Dataset entries:
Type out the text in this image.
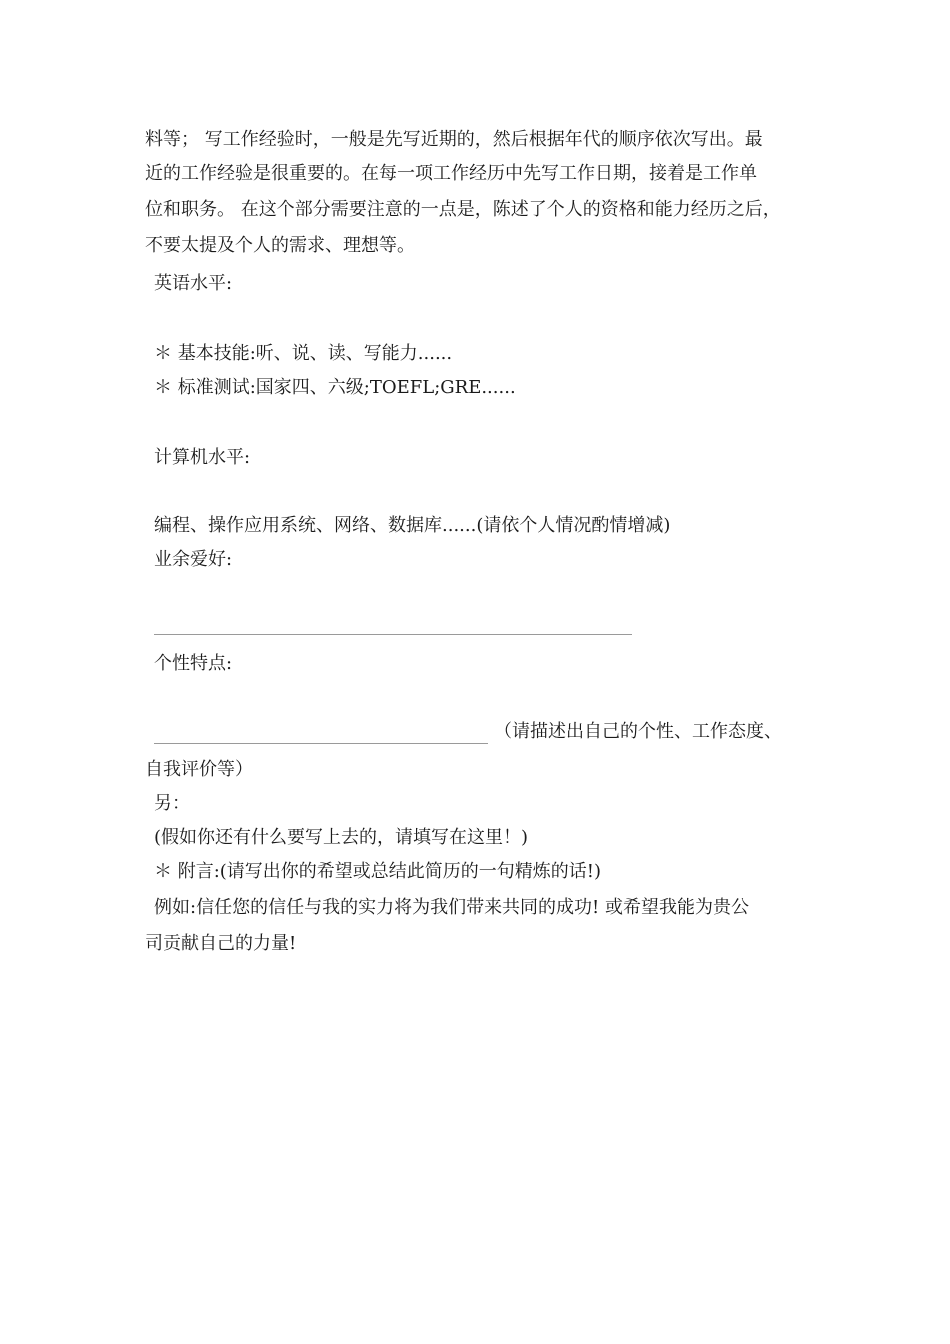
料等； 写工作经验时，一般是先写近期的，然后根据年代的顺序依次写出。最
近的工作经验是很重要的。在每一项工作经历中先写工作日期，接着是工作单
位和职务。 在这个部分需要注意的一点是，陈述了个人的资格和能力经历之后，
不要太提及个人的需求、理想等。
英语水平:
＊ 基本技能:听、说、读、写能力......
＊ 标准测试:国家四、六级;TOEFL;GRE......
计算机水平:
编程、操作应用系统、网络、数据库......(请依个人情况酌情增减)
业余爱好:
个性特点:
（请描述出自己的个性、工作态度、
自我评价等）
另：
(假如你还有什么要写上去的，请填写在这里！)
＊ 附言:(请写出你的希望或总结此简历的一句精炼的话!)
例如:信任您的信任与我的实力将为我们带来共同的成功! 或希望我能为贵公
司贡献自己的力量!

_PROBLEM REQUIREMENTS_: Excluding the pictures, reproduce every entry exactly as given.

_EXERCISE ANSWER_:
Type out the text in this image.
料等； 写工作经验时，一般是先写近期的，然后根据年代的顺序依次写出。最
近的工作经验是很重要的。在每一项工作经历中先写工作日期，接着是工作单
位和职务。 在这个部分需要注意的一点是，陈述了个人的资格和能力经历之后，
不要太提及个人的需求、理想等。
英语水平:
＊ 基本技能:听、说、读、写能力......
＊ 标准测试:国家四、六级;TOEFL;GRE......
计算机水平:
编程、操作应用系统、网络、数据库......(请依个人情况酌情增减)
业余爱好:
个性特点:
（请描述出自己的个性、工作态度、
自我评价等）
另：
(假如你还有什么要写上去的，请填写在这里！)
＊ 附言:(请写出你的希望或总结此简历的一句精炼的话!)
例如:信任您的信任与我的实力将为我们带来共同的成功! 或希望我能为贵公
司贡献自己的力量!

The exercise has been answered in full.